__Stated problem__:
Here are records with pictures in them. Copy all of them exactly and leave the pictures out.

__Stored data entries__:
"""

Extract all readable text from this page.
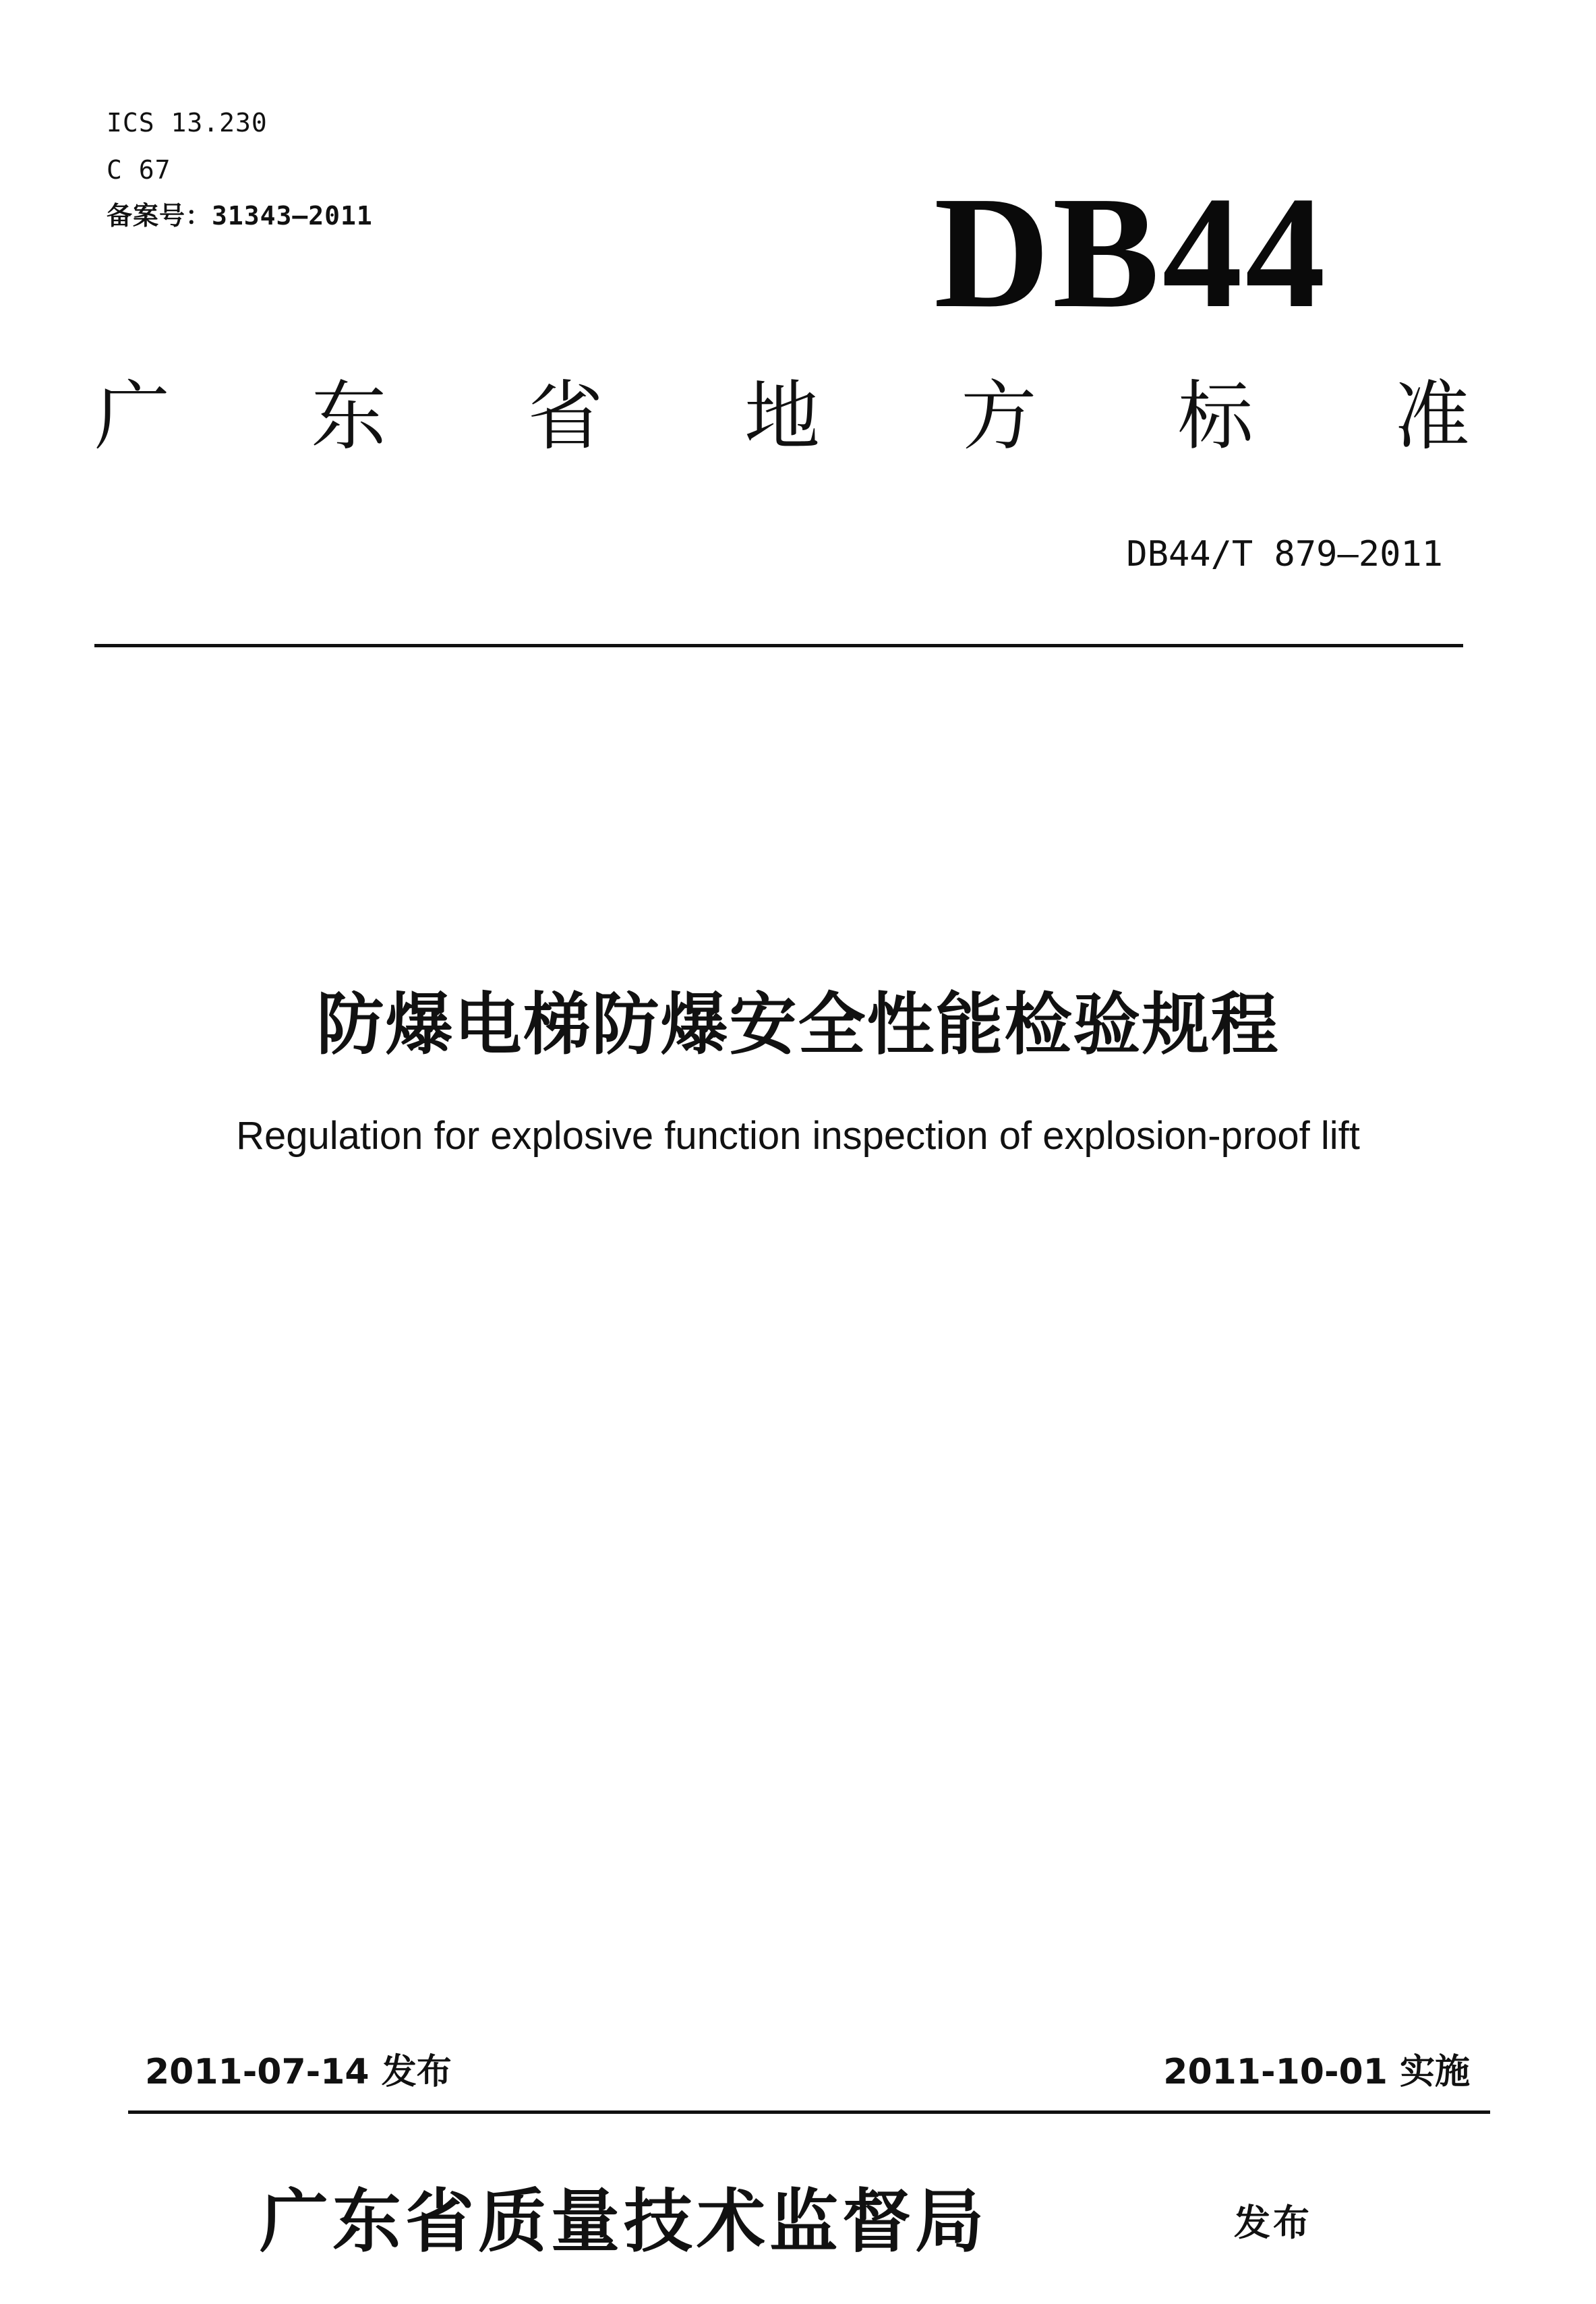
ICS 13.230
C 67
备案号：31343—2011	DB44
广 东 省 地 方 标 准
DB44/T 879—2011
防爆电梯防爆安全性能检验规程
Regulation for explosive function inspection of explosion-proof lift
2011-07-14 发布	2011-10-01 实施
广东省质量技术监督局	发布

"""

__Complete answer__:
Extract all readable text from this page.
ICS 13.230
C 67
备案号：31343—2011	DB44
广 东 省 地 方 标 准
DB44/T 879—2011
防爆电梯防爆安全性能检验规程
Regulation for explosive function inspection of explosion-proof lift
2011-07-14 发布	2011-10-01 实施
广东省质量技术监督局	发布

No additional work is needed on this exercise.